Saved data entries

^^^^^^^^^^^^^^^^

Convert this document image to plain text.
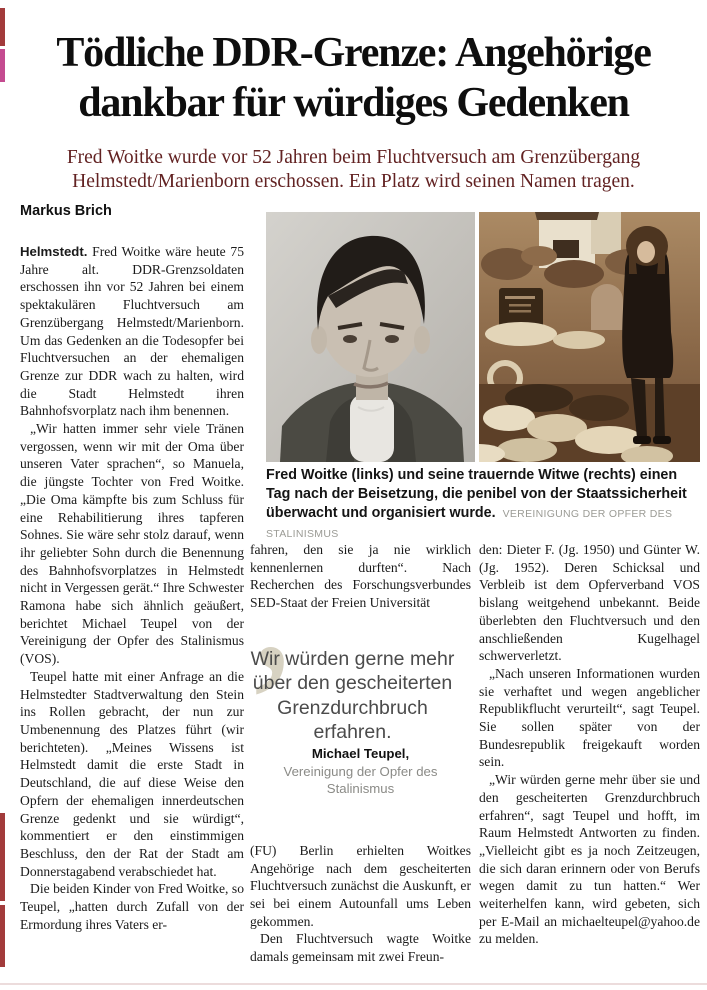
Tödliche DDR-Grenze: Angehörige dankbar für würdiges Gedenken

Fred Woitke wurde vor 52 Jahren beim Fluchtversuch am Grenzübergang Helmstedt/Marienborn erschossen. Ein Platz wird seinen Namen tragen.

Markus Brich

Helmstedt. Fred Woitke wäre heute 75 Jahre alt. DDR-Grenzsoldaten erschossen ihn vor 52 Jahren bei einem spektakulären Fluchtversuch am Grenzübergang Helmstedt/Marienborn. Um das Gedenken an die Todesopfer bei Fluchtversuchen an der ehemaligen Grenze zur DDR wach zu halten, wird die Stadt Helmstedt ihren Bahnhofsvorplatz nach ihm benennen.

„Wir hatten immer sehr viele Tränen vergossen, wenn wir mit der Oma über unseren Vater sprachen“, so Manuela, die jüngste Tochter von Fred Woitke. „Die Oma kämpfte bis zum Schluss für eine Rehabilitierung ihres tapferen Sohnes. Sie wäre sehr stolz darauf, wenn ihr geliebter Sohn durch die Benennung des Bahnhofsvorplatzes in Helmstedt nicht in Vergessen gerät.“ Ihre Schwester Ramona habe sich ähnlich geäußert, berichtet Michael Teupel von der Vereinigung der Opfer des Stalinismus (VOS).

Teupel hatte mit einer Anfrage an die Helmstedter Stadtverwaltung den Stein ins Rollen gebracht, der nun zur Umbenennung des Platzes führt (wir berichteten). „Meines Wissens ist Helmstedt damit die erste Stadt in Deutschland, die auf diese Weise den Opfern der ehemaligen innerdeutschen Grenze gedenkt und sie würdigt“, kommentiert er den einstimmigen Beschluss, den der Rat der Stadt am Donnerstagabend verabschiedet hat.

Die beiden Kinder von Fred Woitke, so Teupel, „hatten durch Zufall von der Ermordung ihres Vaters er-

Fred Woitke (links) und seine trauernde Witwe (rechts) einen Tag nach der Beisetzung, die penibel von der Staatssicherheit überwacht und organisiert wurde. VEREINIGUNG DER OPFER DES STALINISMUS

fahren, den sie ja nie wirklich kennenlernen durften“. Nach Recherchen des Forschungsverbundes SED-Staat der Freien Universität

’

Wir würden gerne mehr über den gescheiterten Grenzdurchbruch erfahren.

Michael Teupel,

Vereinigung der Opfer des Stalinismus

(FU) Berlin erhielten Woitkes Angehörige nach dem gescheiterten Fluchtversuch zunächst die Auskunft, er sei bei einem Autounfall ums Leben gekommen.

Den Fluchtversuch wagte Woitke damals gemeinsam mit zwei Freun-

den: Dieter F. (Jg. 1950) und Günter W. (Jg. 1952). Deren Schicksal und Verbleib ist dem Opferverband VOS bislang weitgehend unbekannt. Beide überlebten den Fluchtversuch und den anschließenden Kugelhagel schwerverletzt.

„Nach unseren Informationen wurden sie verhaftet und wegen angeblicher Republikflucht verurteilt“, sagt Teupel. Sie sollen später von der Bundesrepublik freigekauft worden sein.

„Wir würden gerne mehr über sie und den gescheiterten Grenzdurchbruch erfahren“, sagt Teupel und hofft, im Raum Helmstedt Antworten zu finden. „Vielleicht gibt es ja noch Zeitzeugen, die sich daran erinnern oder von Berufs wegen damit zu tun hatten.“ Wer weiterhelfen kann, wird gebeten, sich per E-Mail an michaelteupel@yahoo.de zu melden.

^^^^^^^^^^^^^^^^

## Instructions to follow
Extract, from the listing above, every line where the string "wegen" occurs.

## Solution for this task
„Nach unseren Informationen wurden sie verhaftet und wegen angeblicher Republikflucht verurteilt“, sagt Teupel. Sie sollen später von der Bundesrepublik freigekauft worden sein.
„Wir würden gerne mehr über sie und den gescheiterten Grenzdurchbruch erfahren“, sagt Teupel und hofft, im Raum Helmstedt Antworten zu finden. „Vielleicht gibt es ja noch Zeitzeugen, die sich daran erinnern oder von Berufs wegen damit zu tun hatten.“ Wer weiterhelfen kann, wird gebeten, sich per E-Mail an michaelteupel@yahoo.de zu melden.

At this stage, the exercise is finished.